(TASK TO COMPLETE):
Repeat, line for line, the entries printed below.

(Figure collection entries):
━━━━━━━━━━━━━━━━
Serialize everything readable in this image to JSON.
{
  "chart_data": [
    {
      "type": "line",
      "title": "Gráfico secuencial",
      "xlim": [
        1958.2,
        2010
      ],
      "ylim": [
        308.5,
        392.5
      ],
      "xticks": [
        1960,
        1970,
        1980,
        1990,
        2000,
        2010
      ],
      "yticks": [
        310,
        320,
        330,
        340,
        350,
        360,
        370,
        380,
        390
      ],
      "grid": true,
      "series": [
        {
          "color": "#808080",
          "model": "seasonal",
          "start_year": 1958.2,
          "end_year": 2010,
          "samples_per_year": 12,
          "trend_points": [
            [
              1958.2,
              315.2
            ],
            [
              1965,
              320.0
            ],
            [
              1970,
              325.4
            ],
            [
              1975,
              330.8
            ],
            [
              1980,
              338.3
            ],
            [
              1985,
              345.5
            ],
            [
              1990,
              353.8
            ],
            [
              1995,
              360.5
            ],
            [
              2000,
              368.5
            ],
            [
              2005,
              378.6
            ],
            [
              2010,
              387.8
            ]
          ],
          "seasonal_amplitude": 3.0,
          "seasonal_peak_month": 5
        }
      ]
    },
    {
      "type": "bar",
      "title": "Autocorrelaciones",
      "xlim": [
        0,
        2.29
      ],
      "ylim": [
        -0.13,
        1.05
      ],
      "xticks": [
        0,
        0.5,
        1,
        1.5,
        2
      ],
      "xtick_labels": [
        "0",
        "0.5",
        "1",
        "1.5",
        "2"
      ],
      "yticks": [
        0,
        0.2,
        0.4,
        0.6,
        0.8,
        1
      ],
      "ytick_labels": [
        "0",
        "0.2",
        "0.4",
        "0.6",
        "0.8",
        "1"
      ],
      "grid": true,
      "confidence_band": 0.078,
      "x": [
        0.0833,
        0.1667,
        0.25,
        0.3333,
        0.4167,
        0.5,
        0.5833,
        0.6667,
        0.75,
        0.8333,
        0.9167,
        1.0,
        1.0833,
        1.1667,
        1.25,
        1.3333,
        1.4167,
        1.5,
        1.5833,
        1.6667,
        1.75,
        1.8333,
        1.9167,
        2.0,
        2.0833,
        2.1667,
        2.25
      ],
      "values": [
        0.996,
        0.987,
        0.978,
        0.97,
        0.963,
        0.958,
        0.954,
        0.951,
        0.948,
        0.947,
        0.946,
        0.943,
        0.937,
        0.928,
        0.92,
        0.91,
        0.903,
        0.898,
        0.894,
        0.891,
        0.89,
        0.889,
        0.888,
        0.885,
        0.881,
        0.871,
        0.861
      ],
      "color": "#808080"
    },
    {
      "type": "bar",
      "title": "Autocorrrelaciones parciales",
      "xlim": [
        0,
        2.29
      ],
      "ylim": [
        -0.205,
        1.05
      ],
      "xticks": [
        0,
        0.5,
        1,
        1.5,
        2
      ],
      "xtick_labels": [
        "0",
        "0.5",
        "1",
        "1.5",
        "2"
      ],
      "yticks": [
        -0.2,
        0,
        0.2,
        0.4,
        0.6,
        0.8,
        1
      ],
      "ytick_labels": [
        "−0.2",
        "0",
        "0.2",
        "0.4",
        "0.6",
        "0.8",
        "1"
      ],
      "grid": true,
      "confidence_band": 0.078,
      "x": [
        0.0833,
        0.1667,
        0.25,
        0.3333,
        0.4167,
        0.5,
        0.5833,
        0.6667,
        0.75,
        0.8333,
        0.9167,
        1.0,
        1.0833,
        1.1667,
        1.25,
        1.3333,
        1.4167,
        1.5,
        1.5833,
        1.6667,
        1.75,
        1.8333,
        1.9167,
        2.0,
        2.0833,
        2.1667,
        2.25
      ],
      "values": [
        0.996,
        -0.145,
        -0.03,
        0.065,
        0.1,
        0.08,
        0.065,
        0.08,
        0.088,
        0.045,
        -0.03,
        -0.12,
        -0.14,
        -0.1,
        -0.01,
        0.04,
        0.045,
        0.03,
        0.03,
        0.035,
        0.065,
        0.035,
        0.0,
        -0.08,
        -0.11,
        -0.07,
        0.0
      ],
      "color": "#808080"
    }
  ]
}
━━━━━━━━━━━━━━━━
(RESULT OF THE TASK):
Serialize everything readable in this image to JSON.
{
  "chart_data": [
    {
      "type": "line",
      "title": "Gráfico secuencial",
      "xlim": [
        1958.2,
        2010
      ],
      "ylim": [
        308.5,
        392.5
      ],
      "xticks": [
        1960,
        1970,
        1980,
        1990,
        2000,
        2010
      ],
      "yticks": [
        310,
        320,
        330,
        340,
        350,
        360,
        370,
        380,
        390
      ],
      "grid": true,
      "series": [
        {
          "color": "#808080",
          "model": "seasonal",
          "start_year": 1958.2,
          "end_year": 2010,
          "samples_per_year": 12,
          "trend_points": [
            [
              1958.2,
              315.2
            ],
            [
              1965,
              320.0
            ],
            [
              1970,
              325.4
            ],
            [
              1975,
              330.8
            ],
            [
              1980,
              338.3
            ],
            [
              1985,
              345.5
            ],
            [
              1990,
              353.8
            ],
            [
              1995,
              360.5
            ],
            [
              2000,
              368.5
            ],
            [
              2005,
              378.6
            ],
            [
              2010,
              387.8
            ]
          ],
          "seasonal_amplitude": 3.0,
          "seasonal_peak_month": 5
        }
      ]
    },
    {
      "type": "bar",
      "title": "Autocorrelaciones",
      "xlim": [
        0,
        2.29
      ],
      "ylim": [
        -0.13,
        1.05
      ],
      "xticks": [
        0,
        0.5,
        1,
        1.5,
        2
      ],
      "xtick_labels": [
        "0",
        "0.5",
        "1",
        "1.5",
        "2"
      ],
      "yticks": [
        0,
        0.2,
        0.4,
        0.6,
        0.8,
        1
      ],
      "ytick_labels": [
        "0",
        "0.2",
        "0.4",
        "0.6",
        "0.8",
        "1"
      ],
      "grid": true,
      "confidence_band": 0.078,
      "x": [
        0.0833,
        0.1667,
        0.25,
        0.3333,
        0.4167,
        0.5,
        0.5833,
        0.6667,
        0.75,
        0.8333,
        0.9167,
        1.0,
        1.0833,
        1.1667,
        1.25,
        1.3333,
        1.4167,
        1.5,
        1.5833,
        1.6667,
        1.75,
        1.8333,
        1.9167,
        2.0,
        2.0833,
        2.1667,
        2.25
      ],
      "values": [
        0.996,
        0.987,
        0.978,
        0.97,
        0.963,
        0.958,
        0.954,
        0.951,
        0.948,
        0.947,
        0.946,
        0.943,
        0.937,
        0.928,
        0.92,
        0.91,
        0.903,
        0.898,
        0.894,
        0.891,
        0.89,
        0.889,
        0.888,
        0.885,
        0.881,
        0.871,
        0.861
      ],
      "color": "#808080"
    },
    {
      "type": "bar",
      "title": "Autocorrrelaciones parciales",
      "xlim": [
        0,
        2.29
      ],
      "ylim": [
        -0.205,
        1.05
      ],
      "xticks": [
        0,
        0.5,
        1,
        1.5,
        2
      ],
      "xtick_labels": [
        "0",
        "0.5",
        "1",
        "1.5",
        "2"
      ],
      "yticks": [
        -0.2,
        0,
        0.2,
        0.4,
        0.6,
        0.8,
        1
      ],
      "ytick_labels": [
        "−0.2",
        "0",
        "0.2",
        "0.4",
        "0.6",
        "0.8",
        "1"
      ],
      "grid": true,
      "confidence_band": 0.078,
      "x": [
        0.0833,
        0.1667,
        0.25,
        0.3333,
        0.4167,
        0.5,
        0.5833,
        0.6667,
        0.75,
        0.8333,
        0.9167,
        1.0,
        1.0833,
        1.1667,
        1.25,
        1.3333,
        1.4167,
        1.5,
        1.5833,
        1.6667,
        1.75,
        1.8333,
        1.9167,
        2.0,
        2.0833,
        2.1667,
        2.25
      ],
      "values": [
        0.996,
        -0.145,
        -0.03,
        0.065,
        0.1,
        0.08,
        0.065,
        0.08,
        0.088,
        0.045,
        -0.03,
        -0.12,
        -0.14,
        -0.1,
        -0.01,
        0.04,
        0.045,
        0.03,
        0.03,
        0.035,
        0.065,
        0.035,
        0.0,
        -0.08,
        -0.11,
        -0.07,
        0.0
      ],
      "color": "#808080"
    }
  ]
}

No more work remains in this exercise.